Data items
..............................
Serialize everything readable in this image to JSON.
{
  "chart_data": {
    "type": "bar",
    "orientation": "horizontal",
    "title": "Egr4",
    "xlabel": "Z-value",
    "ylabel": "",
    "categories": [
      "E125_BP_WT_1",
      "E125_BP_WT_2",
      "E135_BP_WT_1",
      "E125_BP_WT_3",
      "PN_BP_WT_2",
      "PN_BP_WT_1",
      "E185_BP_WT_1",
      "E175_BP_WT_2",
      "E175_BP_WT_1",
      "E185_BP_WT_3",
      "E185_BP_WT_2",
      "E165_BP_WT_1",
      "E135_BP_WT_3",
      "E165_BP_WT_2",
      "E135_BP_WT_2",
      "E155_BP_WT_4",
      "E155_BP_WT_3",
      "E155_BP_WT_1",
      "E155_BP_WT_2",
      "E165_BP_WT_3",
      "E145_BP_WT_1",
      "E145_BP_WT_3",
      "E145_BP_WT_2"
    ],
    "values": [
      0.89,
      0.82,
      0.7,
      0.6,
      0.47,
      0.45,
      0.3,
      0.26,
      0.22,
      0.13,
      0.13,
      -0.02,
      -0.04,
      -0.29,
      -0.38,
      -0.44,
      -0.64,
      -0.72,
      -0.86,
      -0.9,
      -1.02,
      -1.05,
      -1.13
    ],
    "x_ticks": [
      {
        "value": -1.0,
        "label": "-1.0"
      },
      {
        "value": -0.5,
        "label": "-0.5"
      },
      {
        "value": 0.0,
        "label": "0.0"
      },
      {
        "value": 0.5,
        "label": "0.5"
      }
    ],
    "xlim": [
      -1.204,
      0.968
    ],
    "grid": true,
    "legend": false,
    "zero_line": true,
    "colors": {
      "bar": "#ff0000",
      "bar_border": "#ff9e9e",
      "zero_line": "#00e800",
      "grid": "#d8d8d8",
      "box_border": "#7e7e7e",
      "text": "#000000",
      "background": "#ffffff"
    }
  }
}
..............................
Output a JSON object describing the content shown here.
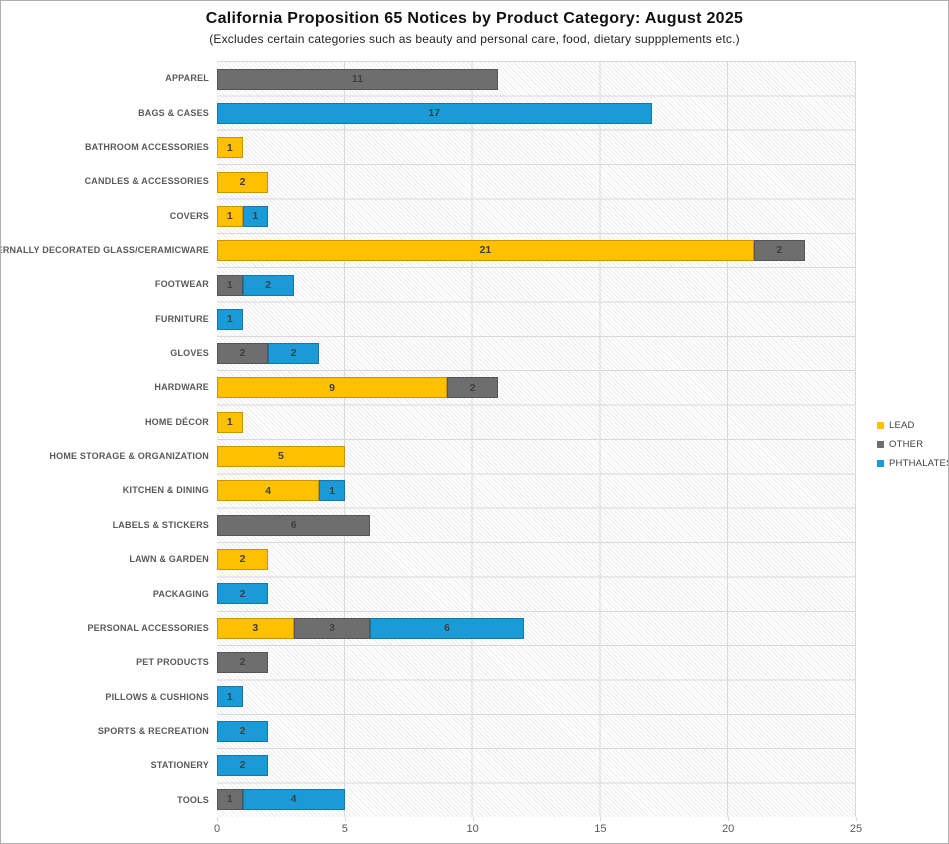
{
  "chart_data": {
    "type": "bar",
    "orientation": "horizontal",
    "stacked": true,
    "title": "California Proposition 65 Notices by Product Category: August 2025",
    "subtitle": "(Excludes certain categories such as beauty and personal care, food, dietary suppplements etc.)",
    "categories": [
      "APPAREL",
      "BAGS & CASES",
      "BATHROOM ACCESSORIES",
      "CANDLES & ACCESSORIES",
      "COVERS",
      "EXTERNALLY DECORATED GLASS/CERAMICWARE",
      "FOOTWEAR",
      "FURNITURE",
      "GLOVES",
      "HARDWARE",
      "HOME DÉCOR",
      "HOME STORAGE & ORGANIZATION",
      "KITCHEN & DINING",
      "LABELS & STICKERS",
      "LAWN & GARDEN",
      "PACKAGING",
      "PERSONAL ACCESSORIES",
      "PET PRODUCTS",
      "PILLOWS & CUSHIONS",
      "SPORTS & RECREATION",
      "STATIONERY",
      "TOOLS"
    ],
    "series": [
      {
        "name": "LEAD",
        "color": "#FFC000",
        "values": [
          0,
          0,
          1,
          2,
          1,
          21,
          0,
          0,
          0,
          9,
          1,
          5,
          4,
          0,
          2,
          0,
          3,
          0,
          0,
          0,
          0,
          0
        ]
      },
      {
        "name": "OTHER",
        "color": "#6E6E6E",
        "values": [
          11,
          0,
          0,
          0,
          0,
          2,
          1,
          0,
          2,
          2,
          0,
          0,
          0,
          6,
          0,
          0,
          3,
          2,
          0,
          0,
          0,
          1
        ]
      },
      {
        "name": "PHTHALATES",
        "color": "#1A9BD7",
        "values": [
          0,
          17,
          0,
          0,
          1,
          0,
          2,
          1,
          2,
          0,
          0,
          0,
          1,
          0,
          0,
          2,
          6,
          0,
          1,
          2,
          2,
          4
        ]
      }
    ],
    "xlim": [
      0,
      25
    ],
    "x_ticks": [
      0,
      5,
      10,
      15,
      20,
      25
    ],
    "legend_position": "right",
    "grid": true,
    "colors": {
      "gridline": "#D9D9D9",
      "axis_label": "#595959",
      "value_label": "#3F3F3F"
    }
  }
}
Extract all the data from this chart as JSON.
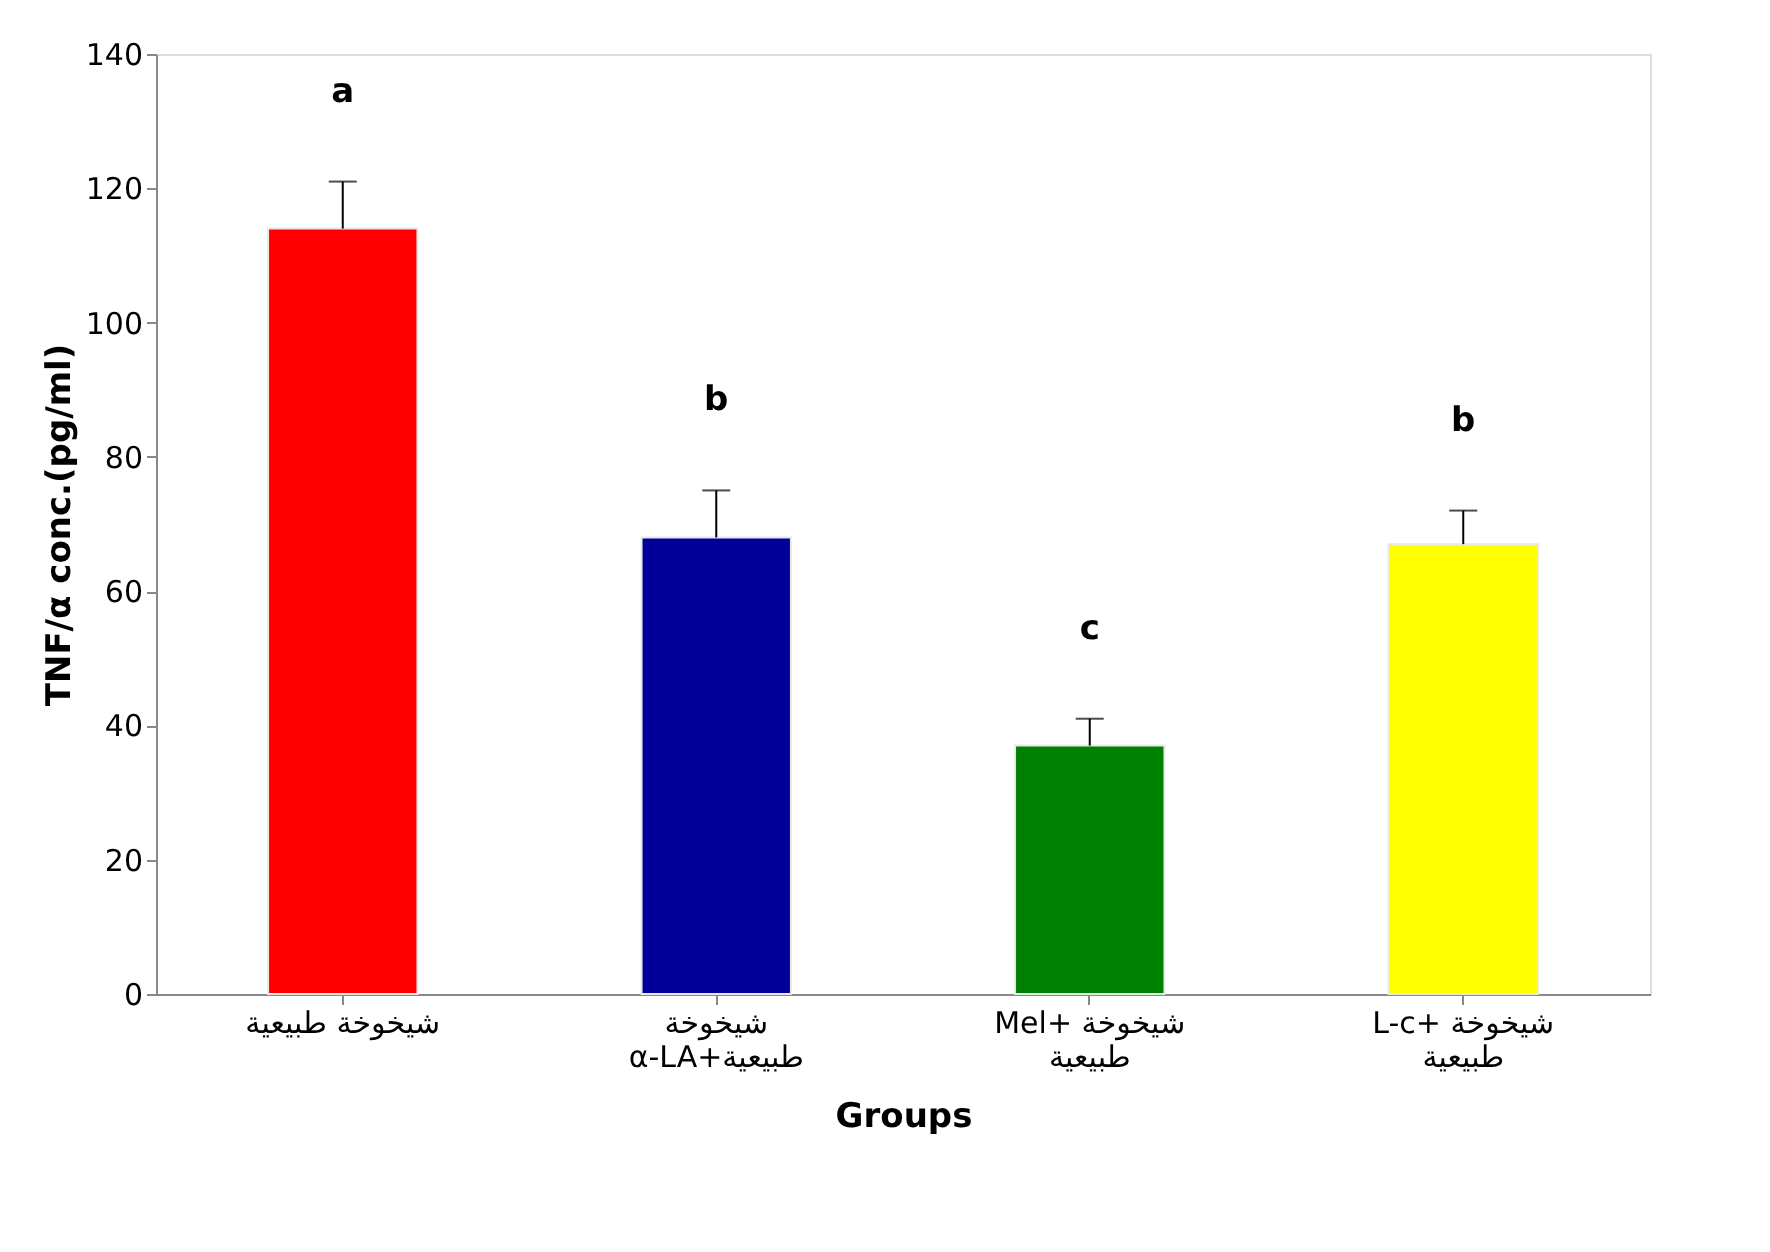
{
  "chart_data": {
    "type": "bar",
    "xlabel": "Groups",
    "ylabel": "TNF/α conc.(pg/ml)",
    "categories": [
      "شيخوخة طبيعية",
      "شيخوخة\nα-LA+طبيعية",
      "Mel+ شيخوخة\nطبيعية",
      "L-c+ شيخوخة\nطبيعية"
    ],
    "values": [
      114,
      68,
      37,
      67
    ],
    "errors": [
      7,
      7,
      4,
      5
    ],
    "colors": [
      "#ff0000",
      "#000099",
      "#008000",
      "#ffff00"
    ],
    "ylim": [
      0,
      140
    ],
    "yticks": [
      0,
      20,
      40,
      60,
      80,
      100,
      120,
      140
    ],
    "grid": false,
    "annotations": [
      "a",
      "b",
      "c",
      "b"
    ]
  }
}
..............................
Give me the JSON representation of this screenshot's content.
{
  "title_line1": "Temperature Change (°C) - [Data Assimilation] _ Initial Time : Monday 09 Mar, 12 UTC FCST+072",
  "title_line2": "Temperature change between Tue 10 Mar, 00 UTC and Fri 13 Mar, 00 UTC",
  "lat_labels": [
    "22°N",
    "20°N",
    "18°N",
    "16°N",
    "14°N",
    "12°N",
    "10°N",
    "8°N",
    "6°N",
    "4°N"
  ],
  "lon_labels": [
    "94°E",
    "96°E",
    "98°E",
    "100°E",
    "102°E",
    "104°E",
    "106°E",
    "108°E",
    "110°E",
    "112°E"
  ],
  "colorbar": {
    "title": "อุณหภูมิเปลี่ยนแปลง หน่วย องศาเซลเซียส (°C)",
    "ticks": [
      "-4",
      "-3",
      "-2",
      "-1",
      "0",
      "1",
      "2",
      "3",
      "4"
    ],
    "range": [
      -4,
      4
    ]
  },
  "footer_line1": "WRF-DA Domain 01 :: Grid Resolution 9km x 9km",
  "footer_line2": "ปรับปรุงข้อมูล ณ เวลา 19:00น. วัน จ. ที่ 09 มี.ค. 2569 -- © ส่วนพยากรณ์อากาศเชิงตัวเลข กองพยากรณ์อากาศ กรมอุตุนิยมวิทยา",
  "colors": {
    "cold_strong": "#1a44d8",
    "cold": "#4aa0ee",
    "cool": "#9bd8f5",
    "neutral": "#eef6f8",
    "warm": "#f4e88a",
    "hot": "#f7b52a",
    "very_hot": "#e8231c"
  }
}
..............................
**GIVEN TASK:**
Gather each line from the entries above that includes the word "HOME".

**THE RESPONSE:**
      "HOME DÉCOR",
      "HOME STORAGE & ORGANIZATION",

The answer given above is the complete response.